→ Records contained in a dataset
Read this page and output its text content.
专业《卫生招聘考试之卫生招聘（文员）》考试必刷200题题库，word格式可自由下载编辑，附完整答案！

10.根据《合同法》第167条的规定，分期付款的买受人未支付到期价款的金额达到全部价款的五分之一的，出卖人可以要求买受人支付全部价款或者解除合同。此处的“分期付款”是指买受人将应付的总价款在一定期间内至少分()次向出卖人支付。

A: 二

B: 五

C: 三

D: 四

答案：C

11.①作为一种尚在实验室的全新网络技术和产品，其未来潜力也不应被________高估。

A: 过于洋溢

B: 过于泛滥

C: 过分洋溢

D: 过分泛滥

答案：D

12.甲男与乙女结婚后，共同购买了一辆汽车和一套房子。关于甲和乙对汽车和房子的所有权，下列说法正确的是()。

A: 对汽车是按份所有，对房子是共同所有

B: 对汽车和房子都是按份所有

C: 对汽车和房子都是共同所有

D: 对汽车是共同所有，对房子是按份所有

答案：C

--

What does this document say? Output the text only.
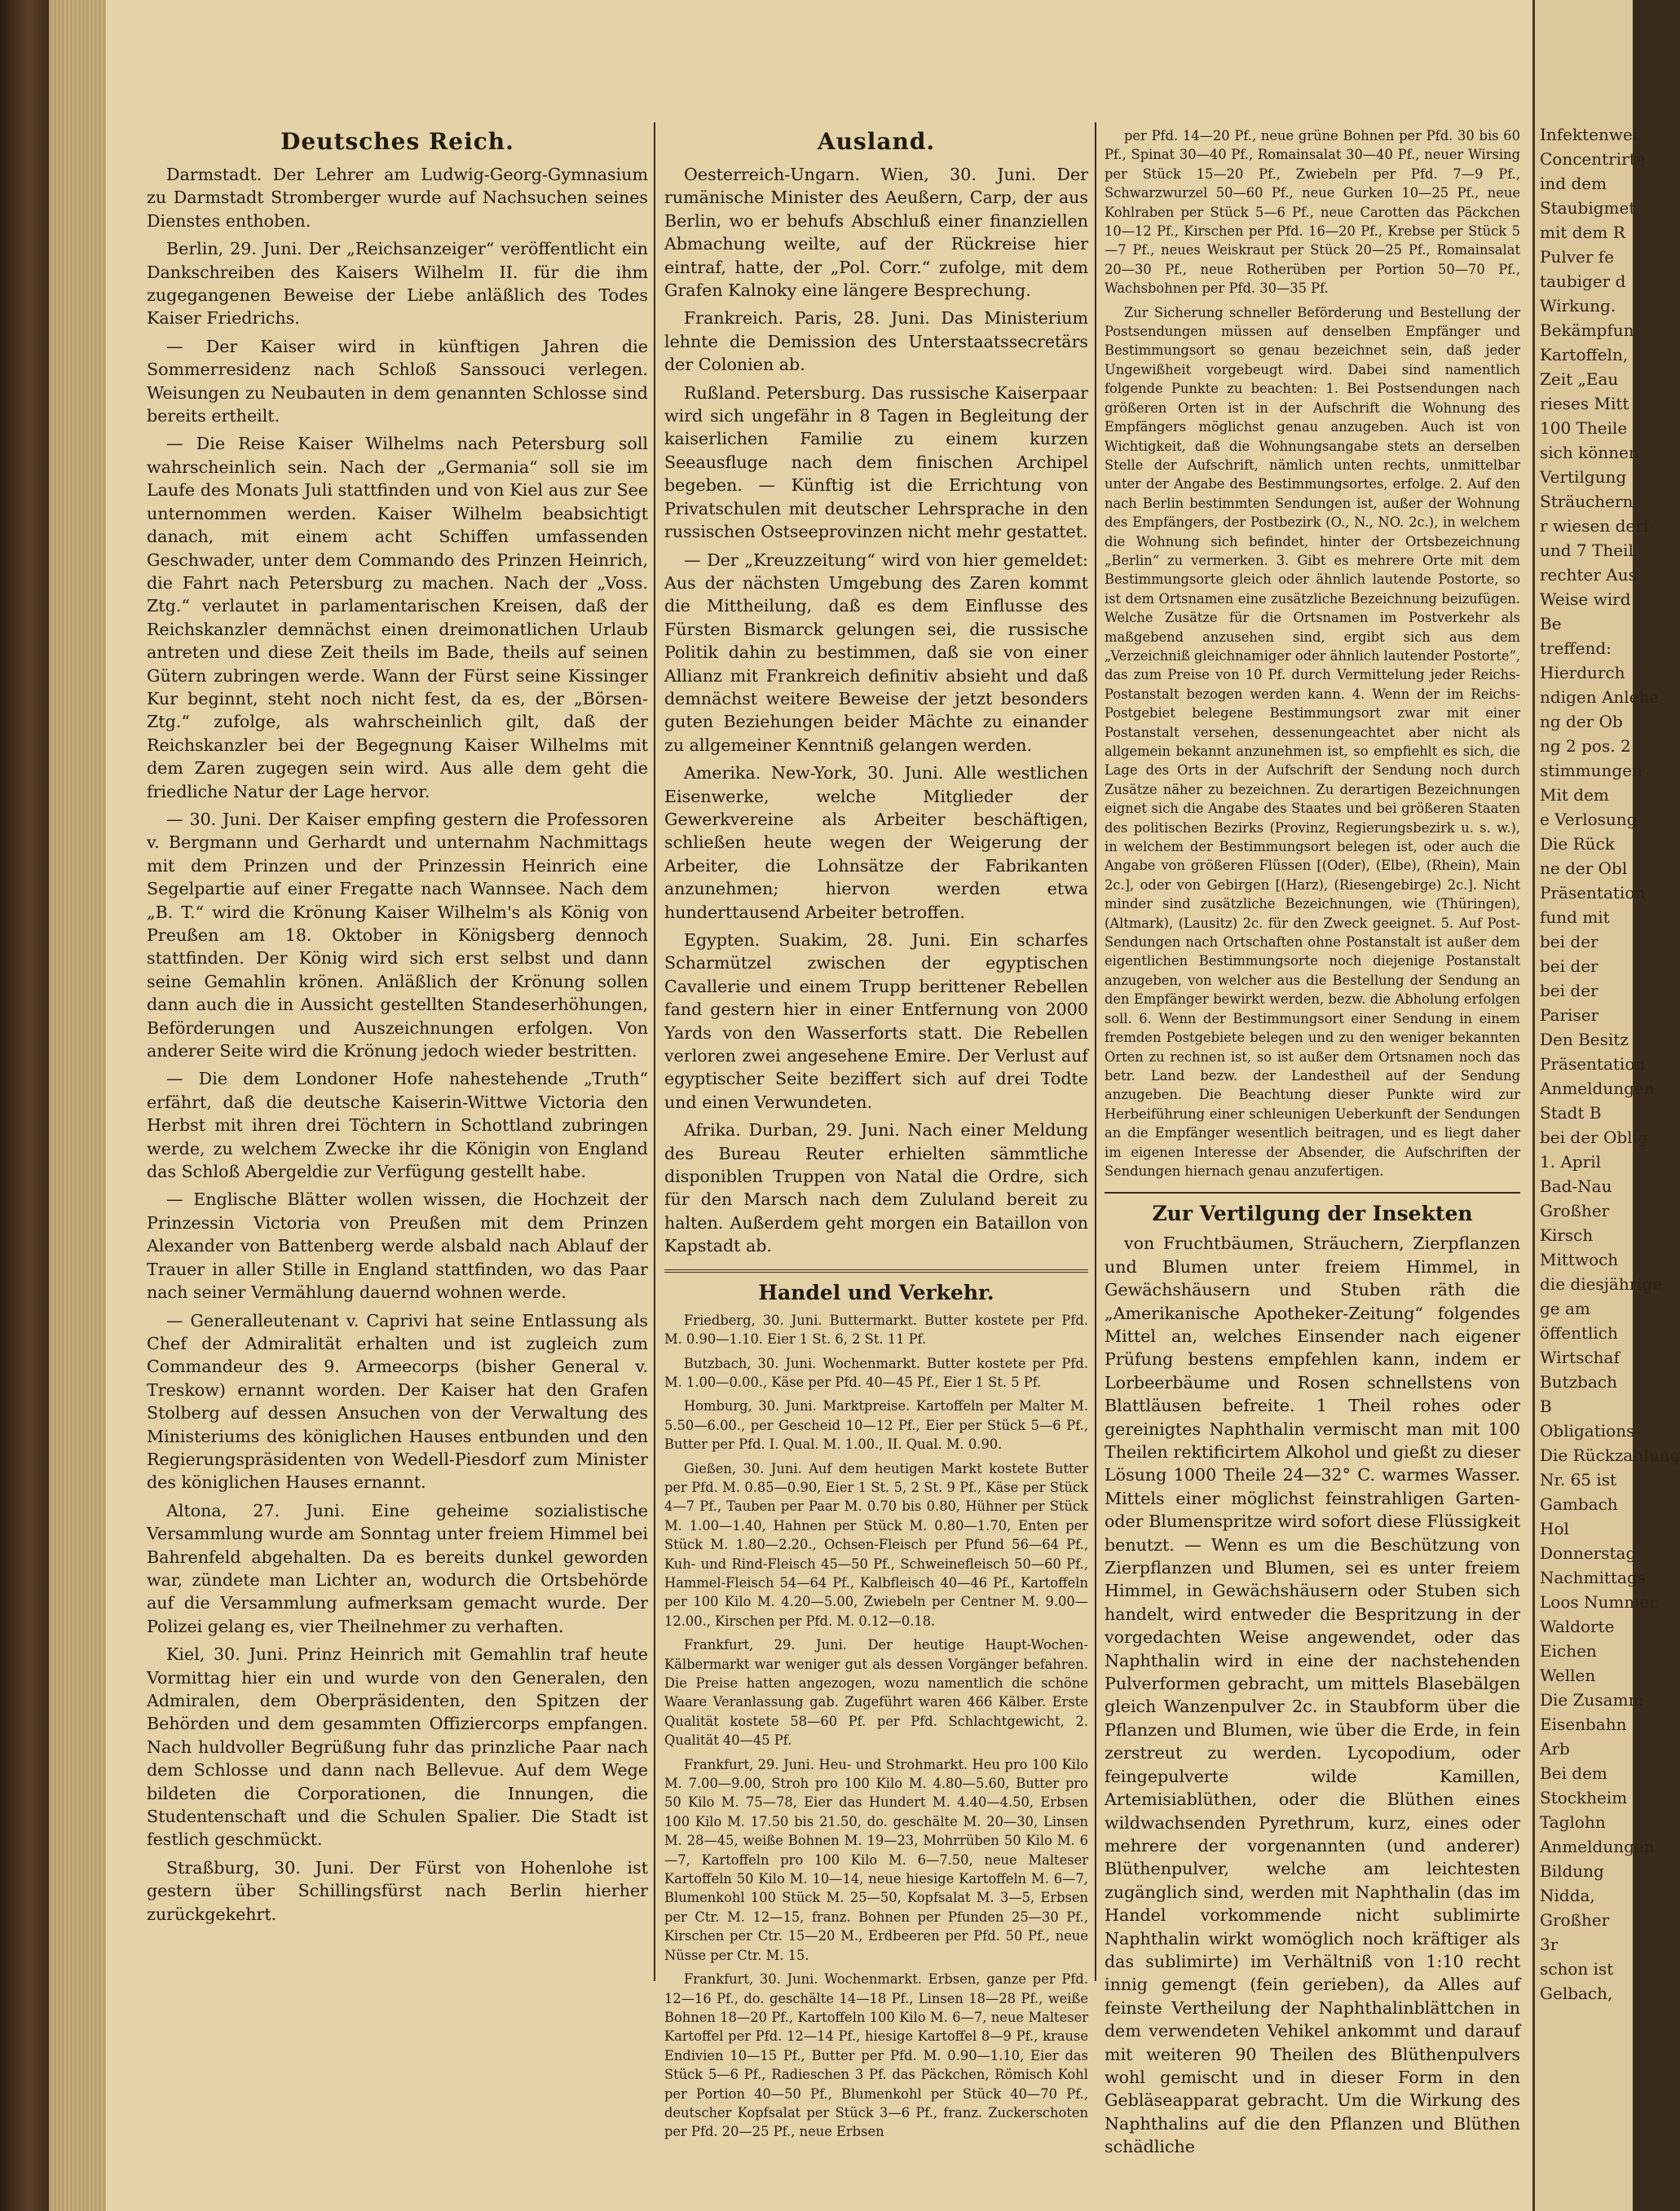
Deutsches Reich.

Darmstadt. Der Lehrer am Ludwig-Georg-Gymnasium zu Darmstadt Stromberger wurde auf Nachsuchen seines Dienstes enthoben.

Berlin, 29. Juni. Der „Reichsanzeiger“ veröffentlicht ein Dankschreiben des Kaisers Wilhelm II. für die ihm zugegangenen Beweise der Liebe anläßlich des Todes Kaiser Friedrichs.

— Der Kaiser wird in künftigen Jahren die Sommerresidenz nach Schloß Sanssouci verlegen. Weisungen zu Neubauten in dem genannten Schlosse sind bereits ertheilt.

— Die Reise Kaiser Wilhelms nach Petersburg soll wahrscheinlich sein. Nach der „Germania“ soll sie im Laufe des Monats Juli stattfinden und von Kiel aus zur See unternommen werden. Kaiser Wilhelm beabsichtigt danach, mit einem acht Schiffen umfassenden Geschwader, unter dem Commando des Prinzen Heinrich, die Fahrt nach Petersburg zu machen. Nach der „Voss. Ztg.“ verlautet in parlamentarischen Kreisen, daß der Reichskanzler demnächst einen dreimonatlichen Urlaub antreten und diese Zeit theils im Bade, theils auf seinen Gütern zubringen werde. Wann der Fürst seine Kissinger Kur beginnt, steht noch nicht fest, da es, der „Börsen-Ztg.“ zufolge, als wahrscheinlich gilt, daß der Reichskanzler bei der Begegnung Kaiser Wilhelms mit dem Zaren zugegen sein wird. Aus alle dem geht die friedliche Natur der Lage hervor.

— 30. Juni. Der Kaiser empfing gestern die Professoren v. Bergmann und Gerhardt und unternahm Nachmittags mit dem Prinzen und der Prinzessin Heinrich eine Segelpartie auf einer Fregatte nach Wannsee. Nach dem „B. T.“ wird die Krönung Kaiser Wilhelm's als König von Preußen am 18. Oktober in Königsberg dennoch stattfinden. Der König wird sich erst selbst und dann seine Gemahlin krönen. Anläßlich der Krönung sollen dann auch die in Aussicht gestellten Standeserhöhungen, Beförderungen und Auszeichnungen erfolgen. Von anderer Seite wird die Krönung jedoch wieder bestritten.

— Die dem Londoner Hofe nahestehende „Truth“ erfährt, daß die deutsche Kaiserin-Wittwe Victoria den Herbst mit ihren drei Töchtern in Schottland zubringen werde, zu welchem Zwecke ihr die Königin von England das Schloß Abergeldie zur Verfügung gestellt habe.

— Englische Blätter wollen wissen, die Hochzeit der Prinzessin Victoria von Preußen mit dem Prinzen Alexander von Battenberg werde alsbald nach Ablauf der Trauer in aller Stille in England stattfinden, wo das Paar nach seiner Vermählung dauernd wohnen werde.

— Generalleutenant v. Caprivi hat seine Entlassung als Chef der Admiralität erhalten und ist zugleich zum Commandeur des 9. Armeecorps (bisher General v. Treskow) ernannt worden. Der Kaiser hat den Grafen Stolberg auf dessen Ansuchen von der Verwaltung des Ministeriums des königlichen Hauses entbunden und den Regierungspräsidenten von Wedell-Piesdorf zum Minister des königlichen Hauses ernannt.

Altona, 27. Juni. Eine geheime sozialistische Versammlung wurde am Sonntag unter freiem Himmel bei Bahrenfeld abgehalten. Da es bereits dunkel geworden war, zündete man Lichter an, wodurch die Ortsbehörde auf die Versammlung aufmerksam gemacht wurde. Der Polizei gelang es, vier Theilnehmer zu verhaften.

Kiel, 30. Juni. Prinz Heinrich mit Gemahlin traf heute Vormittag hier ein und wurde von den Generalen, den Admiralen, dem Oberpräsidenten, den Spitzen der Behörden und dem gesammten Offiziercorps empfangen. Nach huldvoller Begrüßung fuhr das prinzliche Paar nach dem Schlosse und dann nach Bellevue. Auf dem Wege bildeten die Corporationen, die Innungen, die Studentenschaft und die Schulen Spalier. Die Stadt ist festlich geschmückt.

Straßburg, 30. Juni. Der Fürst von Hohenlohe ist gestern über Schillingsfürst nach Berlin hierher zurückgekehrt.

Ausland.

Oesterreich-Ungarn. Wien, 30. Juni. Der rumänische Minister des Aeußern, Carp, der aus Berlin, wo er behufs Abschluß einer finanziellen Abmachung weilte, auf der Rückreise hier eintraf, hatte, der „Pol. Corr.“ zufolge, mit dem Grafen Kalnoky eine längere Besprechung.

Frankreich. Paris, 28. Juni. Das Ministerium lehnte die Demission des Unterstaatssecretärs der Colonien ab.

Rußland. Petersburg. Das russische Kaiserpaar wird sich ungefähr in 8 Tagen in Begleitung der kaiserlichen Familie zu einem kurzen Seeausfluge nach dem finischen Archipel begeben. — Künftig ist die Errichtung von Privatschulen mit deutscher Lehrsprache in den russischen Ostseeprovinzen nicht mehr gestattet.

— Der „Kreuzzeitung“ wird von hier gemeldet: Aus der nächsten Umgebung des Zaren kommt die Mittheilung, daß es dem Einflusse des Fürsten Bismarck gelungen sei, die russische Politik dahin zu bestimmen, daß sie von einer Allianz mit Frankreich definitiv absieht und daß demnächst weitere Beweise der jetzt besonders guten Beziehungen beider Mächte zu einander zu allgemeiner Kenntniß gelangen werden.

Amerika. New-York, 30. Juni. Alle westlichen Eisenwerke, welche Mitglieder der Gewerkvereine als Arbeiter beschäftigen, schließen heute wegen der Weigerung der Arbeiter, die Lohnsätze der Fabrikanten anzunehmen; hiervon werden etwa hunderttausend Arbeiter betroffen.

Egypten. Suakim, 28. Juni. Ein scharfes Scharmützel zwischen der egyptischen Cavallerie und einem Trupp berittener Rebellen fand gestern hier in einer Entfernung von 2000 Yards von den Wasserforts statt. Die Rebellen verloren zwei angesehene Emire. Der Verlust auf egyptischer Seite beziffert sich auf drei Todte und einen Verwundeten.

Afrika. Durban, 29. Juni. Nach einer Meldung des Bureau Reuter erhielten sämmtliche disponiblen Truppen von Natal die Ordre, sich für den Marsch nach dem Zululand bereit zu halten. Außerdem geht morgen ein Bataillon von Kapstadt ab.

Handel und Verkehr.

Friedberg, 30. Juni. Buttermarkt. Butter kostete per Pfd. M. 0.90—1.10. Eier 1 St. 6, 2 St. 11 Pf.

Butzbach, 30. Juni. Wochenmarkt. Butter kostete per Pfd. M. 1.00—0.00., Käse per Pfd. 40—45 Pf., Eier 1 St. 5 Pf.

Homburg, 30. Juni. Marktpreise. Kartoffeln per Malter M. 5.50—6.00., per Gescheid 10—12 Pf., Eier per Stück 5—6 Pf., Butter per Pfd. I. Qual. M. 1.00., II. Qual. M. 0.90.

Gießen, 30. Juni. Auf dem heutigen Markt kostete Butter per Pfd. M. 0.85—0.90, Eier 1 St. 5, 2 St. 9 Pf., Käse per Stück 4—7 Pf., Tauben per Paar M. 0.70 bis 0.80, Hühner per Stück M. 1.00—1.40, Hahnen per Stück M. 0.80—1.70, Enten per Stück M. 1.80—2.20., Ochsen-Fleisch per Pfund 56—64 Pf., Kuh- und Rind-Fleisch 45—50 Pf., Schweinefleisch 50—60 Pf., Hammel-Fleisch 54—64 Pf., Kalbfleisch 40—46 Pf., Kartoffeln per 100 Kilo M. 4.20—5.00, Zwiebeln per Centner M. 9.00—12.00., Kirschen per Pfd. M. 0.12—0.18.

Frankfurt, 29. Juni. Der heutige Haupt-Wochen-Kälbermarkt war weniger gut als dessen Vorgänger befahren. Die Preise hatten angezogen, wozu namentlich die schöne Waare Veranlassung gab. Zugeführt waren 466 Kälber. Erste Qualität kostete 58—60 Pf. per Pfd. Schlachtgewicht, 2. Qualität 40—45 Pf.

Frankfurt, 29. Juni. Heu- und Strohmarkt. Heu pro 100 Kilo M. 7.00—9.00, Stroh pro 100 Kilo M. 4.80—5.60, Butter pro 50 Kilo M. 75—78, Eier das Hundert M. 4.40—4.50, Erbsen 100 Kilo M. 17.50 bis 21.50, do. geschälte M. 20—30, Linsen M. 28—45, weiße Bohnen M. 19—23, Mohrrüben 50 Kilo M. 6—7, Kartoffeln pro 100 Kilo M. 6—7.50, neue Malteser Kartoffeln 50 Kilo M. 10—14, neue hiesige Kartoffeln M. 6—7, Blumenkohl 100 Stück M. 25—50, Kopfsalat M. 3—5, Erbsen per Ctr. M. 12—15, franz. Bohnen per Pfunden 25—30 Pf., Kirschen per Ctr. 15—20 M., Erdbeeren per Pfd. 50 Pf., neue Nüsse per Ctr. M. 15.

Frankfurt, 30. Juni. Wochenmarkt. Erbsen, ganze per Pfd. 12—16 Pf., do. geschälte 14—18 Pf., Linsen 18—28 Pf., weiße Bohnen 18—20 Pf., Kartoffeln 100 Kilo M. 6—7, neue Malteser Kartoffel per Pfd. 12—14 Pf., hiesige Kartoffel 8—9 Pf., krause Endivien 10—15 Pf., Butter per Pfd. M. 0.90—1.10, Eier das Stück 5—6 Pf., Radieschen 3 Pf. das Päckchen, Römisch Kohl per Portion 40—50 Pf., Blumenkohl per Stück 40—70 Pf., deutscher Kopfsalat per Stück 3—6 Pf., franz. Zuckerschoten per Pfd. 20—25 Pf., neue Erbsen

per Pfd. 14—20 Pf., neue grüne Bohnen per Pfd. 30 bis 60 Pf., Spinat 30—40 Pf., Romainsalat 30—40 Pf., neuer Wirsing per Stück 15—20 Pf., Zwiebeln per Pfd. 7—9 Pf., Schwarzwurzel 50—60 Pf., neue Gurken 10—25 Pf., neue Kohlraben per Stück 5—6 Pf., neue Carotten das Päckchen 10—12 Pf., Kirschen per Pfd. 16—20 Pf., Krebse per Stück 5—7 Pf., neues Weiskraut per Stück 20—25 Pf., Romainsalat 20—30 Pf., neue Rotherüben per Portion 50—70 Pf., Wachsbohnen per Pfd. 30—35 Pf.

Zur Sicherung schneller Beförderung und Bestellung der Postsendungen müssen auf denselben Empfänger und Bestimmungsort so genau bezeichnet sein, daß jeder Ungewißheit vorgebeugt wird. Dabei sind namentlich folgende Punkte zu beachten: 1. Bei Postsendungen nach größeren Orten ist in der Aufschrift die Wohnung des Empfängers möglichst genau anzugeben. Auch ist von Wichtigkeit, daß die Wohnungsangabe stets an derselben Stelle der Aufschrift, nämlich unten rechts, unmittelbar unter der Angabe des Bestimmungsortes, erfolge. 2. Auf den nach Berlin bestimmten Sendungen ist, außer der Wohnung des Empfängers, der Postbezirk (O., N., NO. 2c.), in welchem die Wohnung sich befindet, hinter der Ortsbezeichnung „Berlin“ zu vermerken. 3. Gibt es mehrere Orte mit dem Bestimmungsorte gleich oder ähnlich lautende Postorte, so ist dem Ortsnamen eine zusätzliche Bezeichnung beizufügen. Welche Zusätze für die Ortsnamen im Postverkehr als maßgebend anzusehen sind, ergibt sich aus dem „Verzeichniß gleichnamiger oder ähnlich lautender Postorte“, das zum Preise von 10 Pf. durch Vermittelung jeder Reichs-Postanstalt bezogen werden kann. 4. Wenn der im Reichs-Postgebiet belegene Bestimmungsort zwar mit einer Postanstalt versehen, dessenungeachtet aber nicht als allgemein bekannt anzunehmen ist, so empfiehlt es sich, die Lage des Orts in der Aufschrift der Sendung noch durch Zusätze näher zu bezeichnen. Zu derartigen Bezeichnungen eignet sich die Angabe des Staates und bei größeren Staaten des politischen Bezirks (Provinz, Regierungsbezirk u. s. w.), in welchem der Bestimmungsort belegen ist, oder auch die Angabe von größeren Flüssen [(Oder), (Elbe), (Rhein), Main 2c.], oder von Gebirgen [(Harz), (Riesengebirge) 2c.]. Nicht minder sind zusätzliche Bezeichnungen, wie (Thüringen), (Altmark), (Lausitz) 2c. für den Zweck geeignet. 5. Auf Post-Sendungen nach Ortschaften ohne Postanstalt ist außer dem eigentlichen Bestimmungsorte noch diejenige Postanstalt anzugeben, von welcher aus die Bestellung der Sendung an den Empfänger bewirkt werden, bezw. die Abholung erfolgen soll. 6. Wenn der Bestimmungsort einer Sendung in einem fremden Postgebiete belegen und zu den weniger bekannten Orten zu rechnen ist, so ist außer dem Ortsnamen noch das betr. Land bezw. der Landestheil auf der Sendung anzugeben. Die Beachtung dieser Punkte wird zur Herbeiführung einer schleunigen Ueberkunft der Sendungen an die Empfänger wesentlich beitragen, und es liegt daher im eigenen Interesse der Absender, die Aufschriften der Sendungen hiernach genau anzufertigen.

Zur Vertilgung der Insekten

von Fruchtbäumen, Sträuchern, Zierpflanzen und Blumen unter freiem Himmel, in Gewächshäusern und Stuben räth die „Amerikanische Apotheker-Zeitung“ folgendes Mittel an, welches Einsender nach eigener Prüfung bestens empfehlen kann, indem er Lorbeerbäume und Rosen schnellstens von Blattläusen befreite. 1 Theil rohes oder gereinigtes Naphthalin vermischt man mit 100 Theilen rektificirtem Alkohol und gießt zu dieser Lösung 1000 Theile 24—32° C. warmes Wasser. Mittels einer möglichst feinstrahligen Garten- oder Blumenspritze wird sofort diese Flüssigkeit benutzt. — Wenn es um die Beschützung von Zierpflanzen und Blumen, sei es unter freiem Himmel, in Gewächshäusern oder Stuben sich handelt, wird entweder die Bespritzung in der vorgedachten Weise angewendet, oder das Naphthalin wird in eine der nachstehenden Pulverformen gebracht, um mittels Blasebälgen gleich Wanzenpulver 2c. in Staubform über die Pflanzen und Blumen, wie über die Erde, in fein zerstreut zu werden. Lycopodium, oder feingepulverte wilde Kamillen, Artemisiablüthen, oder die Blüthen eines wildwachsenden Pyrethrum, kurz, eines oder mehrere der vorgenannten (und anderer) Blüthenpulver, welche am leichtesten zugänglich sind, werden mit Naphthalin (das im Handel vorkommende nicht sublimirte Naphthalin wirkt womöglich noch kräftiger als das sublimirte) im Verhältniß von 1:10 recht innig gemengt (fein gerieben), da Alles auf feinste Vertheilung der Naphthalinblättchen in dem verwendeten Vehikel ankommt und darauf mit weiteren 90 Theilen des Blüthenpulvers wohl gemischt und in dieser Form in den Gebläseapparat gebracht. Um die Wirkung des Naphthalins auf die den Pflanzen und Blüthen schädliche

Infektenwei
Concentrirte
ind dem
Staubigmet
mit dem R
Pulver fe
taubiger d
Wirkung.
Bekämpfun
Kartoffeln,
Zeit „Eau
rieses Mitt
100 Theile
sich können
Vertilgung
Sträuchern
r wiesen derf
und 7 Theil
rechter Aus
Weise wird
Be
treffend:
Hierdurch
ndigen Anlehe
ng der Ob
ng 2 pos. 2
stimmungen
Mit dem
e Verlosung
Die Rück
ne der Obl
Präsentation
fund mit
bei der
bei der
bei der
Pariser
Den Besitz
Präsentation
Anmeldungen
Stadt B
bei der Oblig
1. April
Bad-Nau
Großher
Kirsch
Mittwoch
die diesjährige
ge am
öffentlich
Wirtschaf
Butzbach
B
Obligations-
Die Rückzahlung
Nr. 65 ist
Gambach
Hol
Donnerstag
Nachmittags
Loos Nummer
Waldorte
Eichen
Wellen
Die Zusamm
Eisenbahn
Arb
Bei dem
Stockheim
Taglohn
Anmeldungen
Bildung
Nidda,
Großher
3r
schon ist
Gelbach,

→ Instructions to follow
Report how many lines of the listing hold the string "text", giving only the number.

→ Exercise solution
2